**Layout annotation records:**
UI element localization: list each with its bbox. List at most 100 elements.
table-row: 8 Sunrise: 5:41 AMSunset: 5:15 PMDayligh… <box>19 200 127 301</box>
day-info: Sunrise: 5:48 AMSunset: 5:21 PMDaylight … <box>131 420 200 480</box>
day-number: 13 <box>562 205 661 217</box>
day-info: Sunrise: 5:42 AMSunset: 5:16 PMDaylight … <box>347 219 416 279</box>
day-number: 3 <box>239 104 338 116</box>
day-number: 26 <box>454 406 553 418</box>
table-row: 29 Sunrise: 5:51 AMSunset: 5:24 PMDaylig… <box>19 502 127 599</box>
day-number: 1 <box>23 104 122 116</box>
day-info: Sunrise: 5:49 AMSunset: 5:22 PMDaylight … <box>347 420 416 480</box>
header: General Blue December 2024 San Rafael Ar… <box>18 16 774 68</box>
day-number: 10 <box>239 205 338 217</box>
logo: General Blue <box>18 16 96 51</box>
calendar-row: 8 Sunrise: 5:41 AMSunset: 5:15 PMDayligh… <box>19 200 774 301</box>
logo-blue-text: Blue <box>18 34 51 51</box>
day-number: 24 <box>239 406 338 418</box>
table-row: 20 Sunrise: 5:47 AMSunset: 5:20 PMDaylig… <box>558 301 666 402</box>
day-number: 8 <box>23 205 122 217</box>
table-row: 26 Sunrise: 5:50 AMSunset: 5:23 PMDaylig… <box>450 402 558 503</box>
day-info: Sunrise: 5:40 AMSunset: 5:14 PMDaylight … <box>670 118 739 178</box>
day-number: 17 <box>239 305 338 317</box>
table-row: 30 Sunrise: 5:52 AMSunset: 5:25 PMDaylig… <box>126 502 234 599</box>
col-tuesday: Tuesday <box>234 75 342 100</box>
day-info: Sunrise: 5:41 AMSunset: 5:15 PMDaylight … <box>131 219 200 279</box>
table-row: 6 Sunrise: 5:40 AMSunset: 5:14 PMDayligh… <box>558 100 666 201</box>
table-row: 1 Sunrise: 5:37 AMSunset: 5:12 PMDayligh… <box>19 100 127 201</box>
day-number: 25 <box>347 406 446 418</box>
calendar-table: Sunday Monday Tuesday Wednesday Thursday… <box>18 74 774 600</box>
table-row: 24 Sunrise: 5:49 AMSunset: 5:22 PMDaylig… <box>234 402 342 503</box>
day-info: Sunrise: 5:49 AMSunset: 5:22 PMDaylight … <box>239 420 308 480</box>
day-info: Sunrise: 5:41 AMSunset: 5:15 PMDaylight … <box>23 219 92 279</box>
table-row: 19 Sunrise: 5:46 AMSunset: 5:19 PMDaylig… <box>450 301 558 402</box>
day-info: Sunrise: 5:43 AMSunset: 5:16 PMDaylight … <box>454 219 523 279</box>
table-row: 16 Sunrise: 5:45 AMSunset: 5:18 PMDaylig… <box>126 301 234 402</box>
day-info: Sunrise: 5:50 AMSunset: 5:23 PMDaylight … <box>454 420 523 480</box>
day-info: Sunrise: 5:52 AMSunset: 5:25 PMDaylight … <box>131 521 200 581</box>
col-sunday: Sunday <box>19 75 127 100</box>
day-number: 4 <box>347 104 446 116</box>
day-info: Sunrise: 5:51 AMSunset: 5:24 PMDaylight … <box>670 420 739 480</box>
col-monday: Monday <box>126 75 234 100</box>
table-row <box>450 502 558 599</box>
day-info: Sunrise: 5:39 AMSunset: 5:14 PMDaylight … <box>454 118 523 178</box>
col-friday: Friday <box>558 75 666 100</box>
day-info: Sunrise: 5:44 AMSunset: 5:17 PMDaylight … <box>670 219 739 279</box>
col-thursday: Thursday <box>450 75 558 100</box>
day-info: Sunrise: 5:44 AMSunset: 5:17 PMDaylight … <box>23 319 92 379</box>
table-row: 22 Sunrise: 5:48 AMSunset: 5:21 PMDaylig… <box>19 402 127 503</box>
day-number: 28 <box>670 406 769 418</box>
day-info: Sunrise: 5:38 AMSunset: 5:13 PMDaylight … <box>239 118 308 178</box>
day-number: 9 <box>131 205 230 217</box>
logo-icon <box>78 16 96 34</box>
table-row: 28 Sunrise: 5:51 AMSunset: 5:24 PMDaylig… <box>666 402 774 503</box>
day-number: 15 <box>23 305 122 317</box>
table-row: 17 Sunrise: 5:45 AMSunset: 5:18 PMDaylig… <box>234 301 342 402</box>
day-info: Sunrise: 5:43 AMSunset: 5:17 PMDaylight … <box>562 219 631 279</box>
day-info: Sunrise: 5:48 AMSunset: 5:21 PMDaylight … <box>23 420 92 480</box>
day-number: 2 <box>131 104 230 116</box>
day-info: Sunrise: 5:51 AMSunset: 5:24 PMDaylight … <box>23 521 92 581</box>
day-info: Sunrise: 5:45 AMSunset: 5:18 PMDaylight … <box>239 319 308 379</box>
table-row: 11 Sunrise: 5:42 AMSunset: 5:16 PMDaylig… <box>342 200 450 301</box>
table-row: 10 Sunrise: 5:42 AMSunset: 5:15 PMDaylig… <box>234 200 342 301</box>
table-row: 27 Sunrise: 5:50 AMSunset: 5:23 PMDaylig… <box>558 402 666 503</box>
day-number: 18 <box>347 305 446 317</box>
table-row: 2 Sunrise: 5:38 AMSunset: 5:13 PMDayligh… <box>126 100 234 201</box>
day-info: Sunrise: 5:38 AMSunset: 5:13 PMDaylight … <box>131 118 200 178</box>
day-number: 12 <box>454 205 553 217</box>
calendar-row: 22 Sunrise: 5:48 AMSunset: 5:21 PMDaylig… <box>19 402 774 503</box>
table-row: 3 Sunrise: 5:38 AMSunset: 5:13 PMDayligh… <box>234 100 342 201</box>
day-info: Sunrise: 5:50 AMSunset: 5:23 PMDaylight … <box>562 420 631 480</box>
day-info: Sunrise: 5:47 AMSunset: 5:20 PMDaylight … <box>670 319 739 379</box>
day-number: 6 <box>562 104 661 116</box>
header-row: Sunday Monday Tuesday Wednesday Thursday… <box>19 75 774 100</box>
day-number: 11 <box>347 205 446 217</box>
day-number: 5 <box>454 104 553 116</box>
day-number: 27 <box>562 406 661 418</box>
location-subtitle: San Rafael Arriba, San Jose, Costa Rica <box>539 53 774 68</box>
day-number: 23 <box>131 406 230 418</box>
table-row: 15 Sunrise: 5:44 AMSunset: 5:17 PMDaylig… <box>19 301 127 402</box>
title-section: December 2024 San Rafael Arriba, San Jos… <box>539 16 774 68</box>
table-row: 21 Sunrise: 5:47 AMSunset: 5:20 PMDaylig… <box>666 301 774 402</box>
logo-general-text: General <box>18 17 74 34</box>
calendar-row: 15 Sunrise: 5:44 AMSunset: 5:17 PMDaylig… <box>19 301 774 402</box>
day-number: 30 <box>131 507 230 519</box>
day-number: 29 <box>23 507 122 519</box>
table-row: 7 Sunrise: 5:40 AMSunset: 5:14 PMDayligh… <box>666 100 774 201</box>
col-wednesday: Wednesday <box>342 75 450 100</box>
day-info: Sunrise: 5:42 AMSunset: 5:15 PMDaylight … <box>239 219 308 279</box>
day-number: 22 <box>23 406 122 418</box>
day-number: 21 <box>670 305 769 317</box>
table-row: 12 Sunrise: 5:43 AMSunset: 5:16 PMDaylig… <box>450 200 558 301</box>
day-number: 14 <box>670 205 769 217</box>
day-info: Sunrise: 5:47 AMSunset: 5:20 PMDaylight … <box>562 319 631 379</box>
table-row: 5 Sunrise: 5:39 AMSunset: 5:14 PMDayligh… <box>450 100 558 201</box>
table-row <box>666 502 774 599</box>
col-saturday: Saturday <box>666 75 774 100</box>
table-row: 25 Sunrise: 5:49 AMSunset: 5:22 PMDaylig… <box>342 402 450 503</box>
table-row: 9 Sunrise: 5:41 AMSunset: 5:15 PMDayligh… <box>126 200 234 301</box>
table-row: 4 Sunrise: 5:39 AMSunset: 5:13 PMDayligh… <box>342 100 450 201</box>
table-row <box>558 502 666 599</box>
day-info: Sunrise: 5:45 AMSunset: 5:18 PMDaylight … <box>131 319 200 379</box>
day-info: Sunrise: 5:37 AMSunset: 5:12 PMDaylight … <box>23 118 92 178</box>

**TASK STATEMENT:**
Please output the lines of the records above, word for word, starting with the first line and going on through the line with "day-number: 13 <box>562 205 661 217</box>", with that line included.

**ANSWER TO THE TASK:**
UI element localization: list each with its bbox. List at most 100 elements.
table-row: 8 Sunrise: 5:41 AMSunset: 5:15 PMDayligh… <box>19 200 127 301</box>
day-info: Sunrise: 5:48 AMSunset: 5:21 PMDaylight … <box>131 420 200 480</box>
day-number: 13 <box>562 205 661 217</box>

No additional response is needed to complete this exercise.